**What to work on:**
1/ Reproduce the Pgpool-II patch message verbatim between "Mon Feb 18 13:32:37" and "data INSERT statements.", inclusive.
2/ According to the Pgpool-II patch message, what information does Pgpool-II need for INSERT queries?
3/ Pick up the mailing-list message about Pgpool-II performance improvements from its last line and keep writing.
[begin Quoted passage]
[pgpool-hackers: 3243] Re: Some performance improvements for Pgpool-II

Mon Feb 18 13:32:37 JST 2019

> Hi Ishii San
> 
> Can you have a look at the attached patch which tries to extract some
> performance in the area of query parsing and query analysis for routing
> decisions. Most of the performance gains from the changes in the patch can
> be observed in large data INSERT statements.
> 
> Patch contains the following changes
> ==========
> 1-- The idea here is since Pgpool-II only needs a very little information
> about the queries especially for the insert queries to decide where it
> needs to send the query,
> for example: For the INSERT queries we only need the type of query and the
> relation name.
> But since the parser we use in Pgpool-II is taken from PostgreSQL source
> which parses the complete query including the value lists ( which is not
> required by Pgpool).
> This parsing of value part seems very harmless in small statements but in
> case of INSERTs with lots of column values and large data in each value
> item, this becomes significant.
> So this patch adds a smaller bison grammar rule to short circuit the INSERT
> statement parsing when it gets the enough information required for
> Pgpool-II.
> 
> 2-- The patch also re-arranges some of the if statements in
> pool_where_to_send() function and tries to make sure the pattern_compare
> and pool_has_function_call calls should only be made when they are
> absolutely necessary.
> 
> 3--Another thing this patch does is, it tries to save the raw_parser()
> calls in case of un-recognised queries. Instead of invoking the parser of
> "dummy read" and "dummy write" queries in case of syntax error in original
> query, the patch adds the functions to get pre-built parse_trees for these
> dummy queries.
[end Quoted passage]
[begin Supplied records]
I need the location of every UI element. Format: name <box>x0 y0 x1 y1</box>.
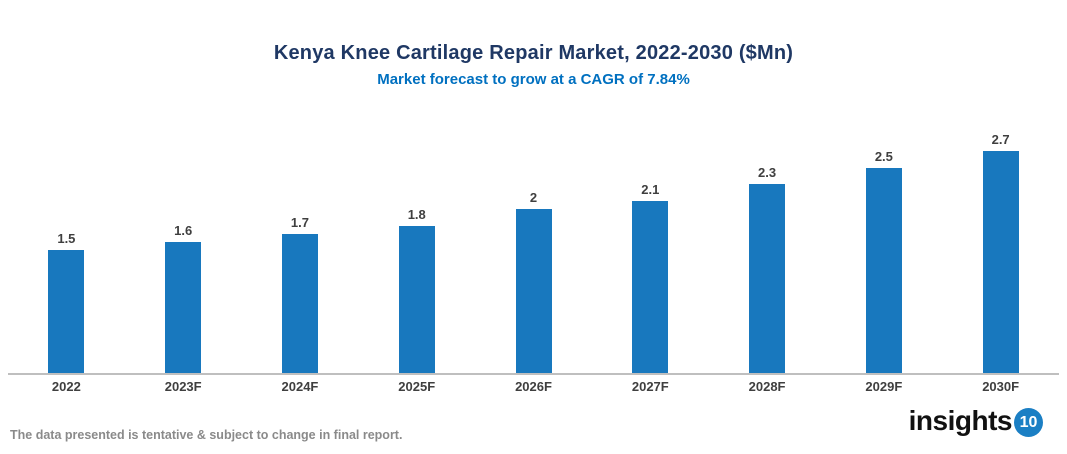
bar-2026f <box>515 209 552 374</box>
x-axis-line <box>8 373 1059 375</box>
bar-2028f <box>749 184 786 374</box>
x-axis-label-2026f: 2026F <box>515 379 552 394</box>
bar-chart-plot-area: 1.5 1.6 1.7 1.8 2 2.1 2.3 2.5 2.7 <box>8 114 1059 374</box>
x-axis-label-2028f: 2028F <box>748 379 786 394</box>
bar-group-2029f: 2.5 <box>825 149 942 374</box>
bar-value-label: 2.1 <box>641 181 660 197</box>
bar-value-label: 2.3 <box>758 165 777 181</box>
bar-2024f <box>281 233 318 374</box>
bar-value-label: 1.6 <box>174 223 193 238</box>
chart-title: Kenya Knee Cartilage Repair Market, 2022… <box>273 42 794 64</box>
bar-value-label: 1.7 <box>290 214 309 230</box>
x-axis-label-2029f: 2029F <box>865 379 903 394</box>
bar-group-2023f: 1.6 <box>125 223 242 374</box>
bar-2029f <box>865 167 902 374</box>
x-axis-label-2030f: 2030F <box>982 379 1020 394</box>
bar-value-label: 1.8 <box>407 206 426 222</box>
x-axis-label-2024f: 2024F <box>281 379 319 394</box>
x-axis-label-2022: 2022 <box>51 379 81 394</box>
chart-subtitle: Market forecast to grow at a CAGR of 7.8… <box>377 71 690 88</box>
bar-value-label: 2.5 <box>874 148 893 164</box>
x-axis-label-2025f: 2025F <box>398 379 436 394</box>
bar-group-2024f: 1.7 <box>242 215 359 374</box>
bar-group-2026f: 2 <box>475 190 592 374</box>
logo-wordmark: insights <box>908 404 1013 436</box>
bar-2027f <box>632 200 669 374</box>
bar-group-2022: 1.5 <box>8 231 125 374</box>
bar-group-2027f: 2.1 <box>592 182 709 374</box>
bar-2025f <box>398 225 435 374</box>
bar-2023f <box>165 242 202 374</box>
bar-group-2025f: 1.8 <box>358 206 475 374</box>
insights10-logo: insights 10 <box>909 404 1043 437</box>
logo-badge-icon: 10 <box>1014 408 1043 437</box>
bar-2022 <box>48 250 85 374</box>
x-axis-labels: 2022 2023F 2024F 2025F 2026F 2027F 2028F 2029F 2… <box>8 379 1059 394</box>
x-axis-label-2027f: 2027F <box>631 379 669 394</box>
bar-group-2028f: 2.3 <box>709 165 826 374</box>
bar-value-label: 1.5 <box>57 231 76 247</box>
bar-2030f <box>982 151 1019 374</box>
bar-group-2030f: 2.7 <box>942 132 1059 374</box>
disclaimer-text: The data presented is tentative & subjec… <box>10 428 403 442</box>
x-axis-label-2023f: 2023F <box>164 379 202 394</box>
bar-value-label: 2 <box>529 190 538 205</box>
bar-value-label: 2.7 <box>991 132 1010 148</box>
[end Supplied records]
**Answers given:**
1/
Mon Feb 18 13:32:37 JST 2019

> Hi Ishii San
> 
> Can you have a look at the attached patch which tries to extract some
> performance in the area of query parsing and query analysis for routing
> decisions. Most of the performance gains from the changes in the patch can
> be observed in large data INSERT statements.

2/ The type of query and the relation name.

3/
> 
> 4-- strlen() call is removed from scanner_init() function and is passed in
> as an argument to it, and the reason is we already have the query length in
> most cases before invoking the parser so why waste CPU cycles on it. Again
> this becomes significant in case of large query strings.
> 
> Finally the patch tries to remove the unnecessary calls of
> pool_is_likely_select()
> 
> As mentioned above the area of improvements in this patch are mostly around
> writing queries and for the testing purpose I used a INSERT query with
> large binary insert data and I am getting a very huge performance gains
> with this patch
> 
> *Current Master Branch*
> ================
> usama=# \i sample.sql
>  id
> -----
>  104
> (1 row)
> 
> INSERT 0 1
> Time: *2059.807* ms (00:02.060)
> 
> *WITH PATCH*
> ===============
> usama=# \i sample.sql
>  id
> -----
>  102
> (1 row)
> 
> INSERT 0 1
> Time: *314.237* ms
> 
> 
> Performance gain* 655.50 %*
> 
> 
> Comments and suggestions?
> 
> Please let me know if you also want the test data I used for the INSERT test

Yes, please share it with me.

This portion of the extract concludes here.